▶ **Instructions to follow**
Starting at the line that contains "Decode this image", write out each line through the end of the data below, exactly as it stands. Skip any pictures.

▶ **Records supplied**

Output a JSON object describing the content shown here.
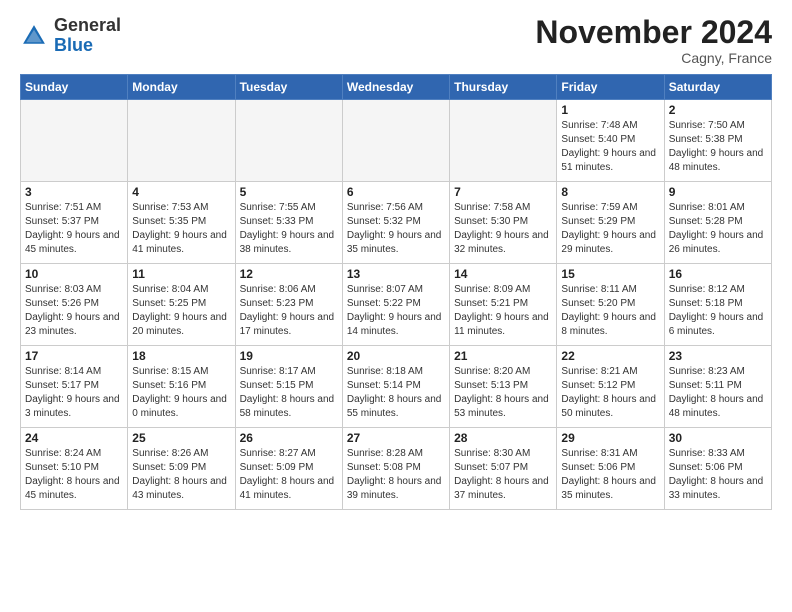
{
  "logo": {
    "general": "General",
    "blue": "Blue"
  },
  "header": {
    "title": "November 2024",
    "location": "Cagny, France"
  },
  "weekdays": [
    "Sunday",
    "Monday",
    "Tuesday",
    "Wednesday",
    "Thursday",
    "Friday",
    "Saturday"
  ],
  "weeks": [
    [
      {
        "day": "",
        "info": ""
      },
      {
        "day": "",
        "info": ""
      },
      {
        "day": "",
        "info": ""
      },
      {
        "day": "",
        "info": ""
      },
      {
        "day": "",
        "info": ""
      },
      {
        "day": "1",
        "info": "Sunrise: 7:48 AM\nSunset: 5:40 PM\nDaylight: 9 hours and 51 minutes."
      },
      {
        "day": "2",
        "info": "Sunrise: 7:50 AM\nSunset: 5:38 PM\nDaylight: 9 hours and 48 minutes."
      }
    ],
    [
      {
        "day": "3",
        "info": "Sunrise: 7:51 AM\nSunset: 5:37 PM\nDaylight: 9 hours and 45 minutes."
      },
      {
        "day": "4",
        "info": "Sunrise: 7:53 AM\nSunset: 5:35 PM\nDaylight: 9 hours and 41 minutes."
      },
      {
        "day": "5",
        "info": "Sunrise: 7:55 AM\nSunset: 5:33 PM\nDaylight: 9 hours and 38 minutes."
      },
      {
        "day": "6",
        "info": "Sunrise: 7:56 AM\nSunset: 5:32 PM\nDaylight: 9 hours and 35 minutes."
      },
      {
        "day": "7",
        "info": "Sunrise: 7:58 AM\nSunset: 5:30 PM\nDaylight: 9 hours and 32 minutes."
      },
      {
        "day": "8",
        "info": "Sunrise: 7:59 AM\nSunset: 5:29 PM\nDaylight: 9 hours and 29 minutes."
      },
      {
        "day": "9",
        "info": "Sunrise: 8:01 AM\nSunset: 5:28 PM\nDaylight: 9 hours and 26 minutes."
      }
    ],
    [
      {
        "day": "10",
        "info": "Sunrise: 8:03 AM\nSunset: 5:26 PM\nDaylight: 9 hours and 23 minutes."
      },
      {
        "day": "11",
        "info": "Sunrise: 8:04 AM\nSunset: 5:25 PM\nDaylight: 9 hours and 20 minutes."
      },
      {
        "day": "12",
        "info": "Sunrise: 8:06 AM\nSunset: 5:23 PM\nDaylight: 9 hours and 17 minutes."
      },
      {
        "day": "13",
        "info": "Sunrise: 8:07 AM\nSunset: 5:22 PM\nDaylight: 9 hours and 14 minutes."
      },
      {
        "day": "14",
        "info": "Sunrise: 8:09 AM\nSunset: 5:21 PM\nDaylight: 9 hours and 11 minutes."
      },
      {
        "day": "15",
        "info": "Sunrise: 8:11 AM\nSunset: 5:20 PM\nDaylight: 9 hours and 8 minutes."
      },
      {
        "day": "16",
        "info": "Sunrise: 8:12 AM\nSunset: 5:18 PM\nDaylight: 9 hours and 6 minutes."
      }
    ],
    [
      {
        "day": "17",
        "info": "Sunrise: 8:14 AM\nSunset: 5:17 PM\nDaylight: 9 hours and 3 minutes."
      },
      {
        "day": "18",
        "info": "Sunrise: 8:15 AM\nSunset: 5:16 PM\nDaylight: 9 hours and 0 minutes."
      },
      {
        "day": "19",
        "info": "Sunrise: 8:17 AM\nSunset: 5:15 PM\nDaylight: 8 hours and 58 minutes."
      },
      {
        "day": "20",
        "info": "Sunrise: 8:18 AM\nSunset: 5:14 PM\nDaylight: 8 hours and 55 minutes."
      },
      {
        "day": "21",
        "info": "Sunrise: 8:20 AM\nSunset: 5:13 PM\nDaylight: 8 hours and 53 minutes."
      },
      {
        "day": "22",
        "info": "Sunrise: 8:21 AM\nSunset: 5:12 PM\nDaylight: 8 hours and 50 minutes."
      },
      {
        "day": "23",
        "info": "Sunrise: 8:23 AM\nSunset: 5:11 PM\nDaylight: 8 hours and 48 minutes."
      }
    ],
    [
      {
        "day": "24",
        "info": "Sunrise: 8:24 AM\nSunset: 5:10 PM\nDaylight: 8 hours and 45 minutes."
      },
      {
        "day": "25",
        "info": "Sunrise: 8:26 AM\nSunset: 5:09 PM\nDaylight: 8 hours and 43 minutes."
      },
      {
        "day": "26",
        "info": "Sunrise: 8:27 AM\nSunset: 5:09 PM\nDaylight: 8 hours and 41 minutes."
      },
      {
        "day": "27",
        "info": "Sunrise: 8:28 AM\nSunset: 5:08 PM\nDaylight: 8 hours and 39 minutes."
      },
      {
        "day": "28",
        "info": "Sunrise: 8:30 AM\nSunset: 5:07 PM\nDaylight: 8 hours and 37 minutes."
      },
      {
        "day": "29",
        "info": "Sunrise: 8:31 AM\nSunset: 5:06 PM\nDaylight: 8 hours and 35 minutes."
      },
      {
        "day": "30",
        "info": "Sunrise: 8:33 AM\nSunset: 5:06 PM\nDaylight: 8 hours and 33 minutes."
      }
    ]
  ]
}
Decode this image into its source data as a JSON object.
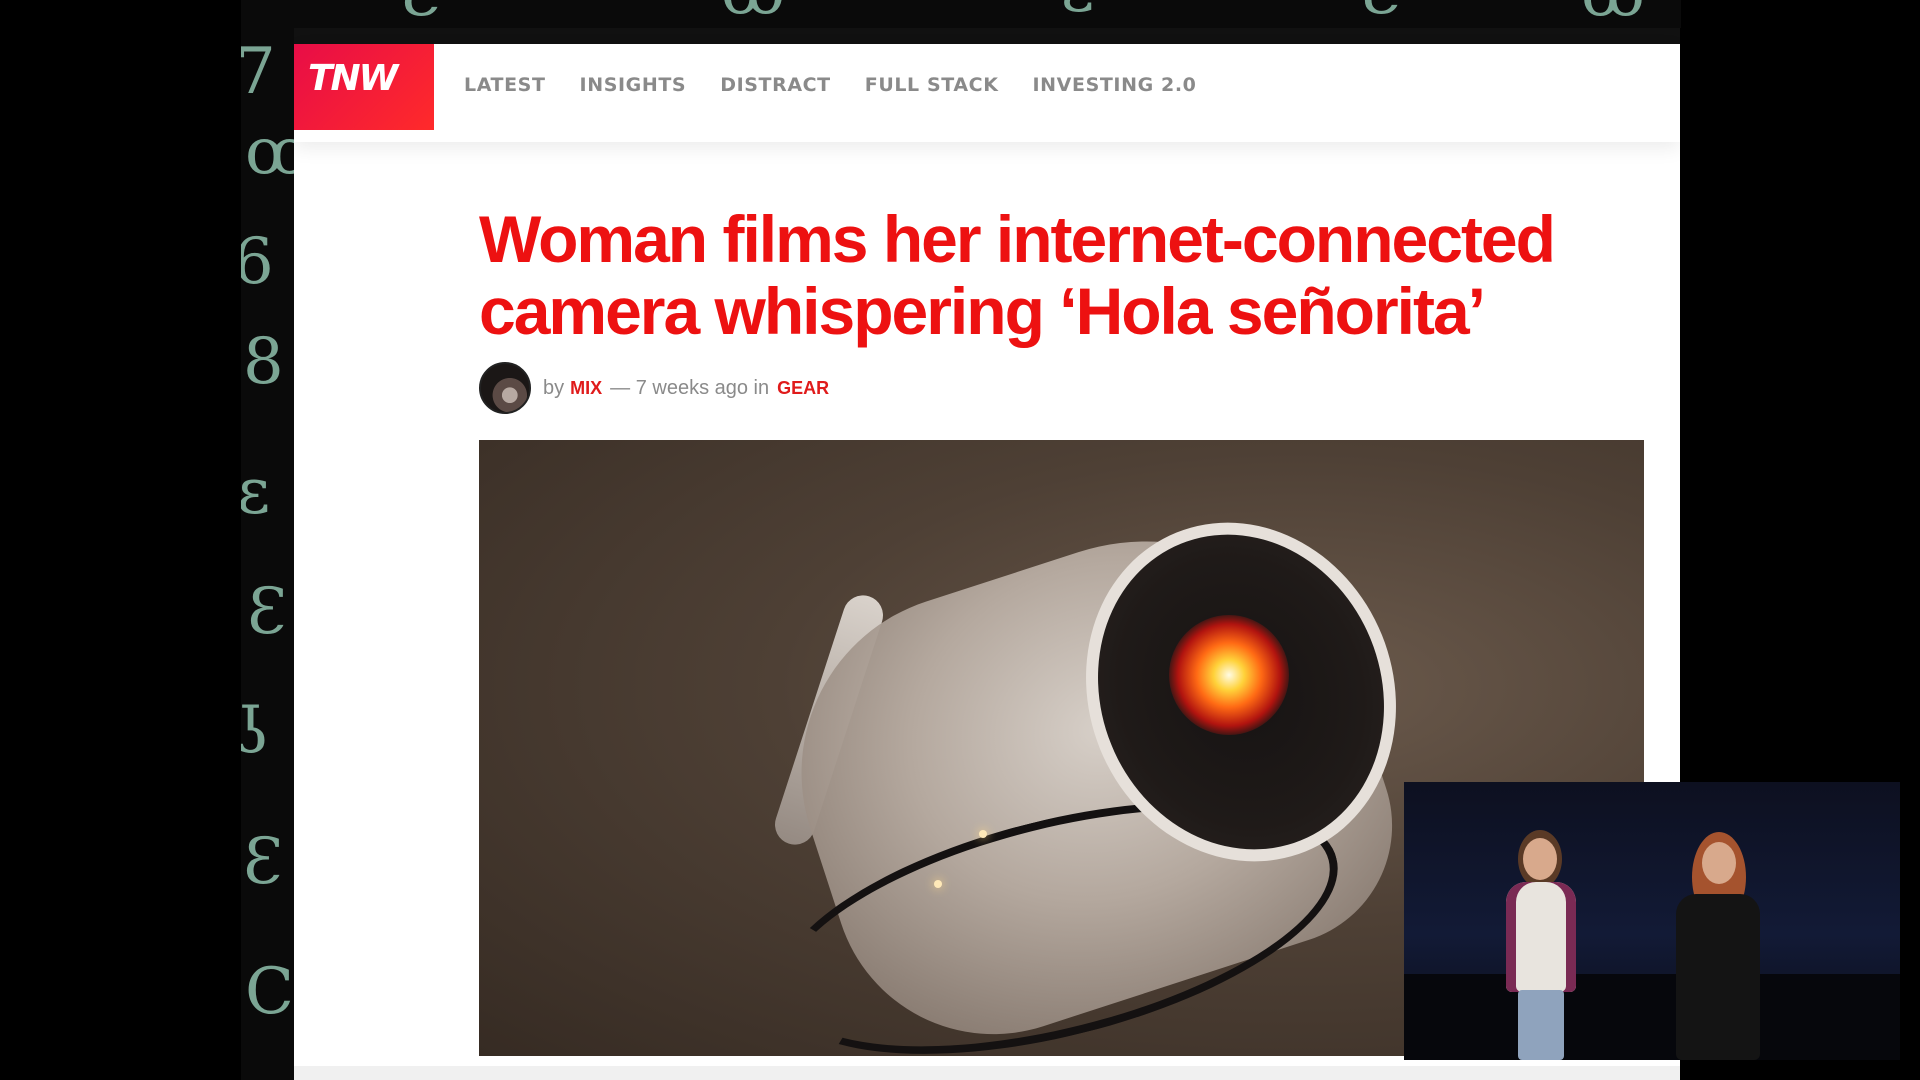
{
  "nav": {
    "logo": "TNW",
    "items": [
      "LATEST",
      "INSIGHTS",
      "DISTRACT",
      "FULL STACK",
      "INVESTING 2.0"
    ]
  },
  "article": {
    "title": "Woman films her internet-connected camera whispering ‘Hola señorita’",
    "byline_by": "by",
    "author": "MIX",
    "byline_mid": "— 7 weeks ago in",
    "category": "GEAR"
  },
  "colors": {
    "brand_red": "#ed1111",
    "logo_gradient_start": "#e80d47",
    "nav_text": "#8a8a8a"
  },
  "icons": {
    "avatar": "author-avatar",
    "hero": "security-camera-photo"
  }
}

▶ **The output**
Decode this image into its source data as a JSON object.
{
  "nav": {
    "logo": "TNW",
    "items": [
      "LATEST",
      "INSIGHTS",
      "DISTRACT",
      "FULL STACK",
      "INVESTING 2.0"
    ]
  },
  "article": {
    "title": "Woman films her internet-connected camera whispering ‘Hola señorita’",
    "byline_by": "by",
    "author": "MIX",
    "byline_mid": "— 7 weeks ago in",
    "category": "GEAR"
  },
  "colors": {
    "brand_red": "#ed1111",
    "logo_gradient_start": "#e80d47",
    "nav_text": "#8a8a8a"
  },
  "icons": {
    "avatar": "author-avatar",
    "hero": "security-camera-photo"
  }
}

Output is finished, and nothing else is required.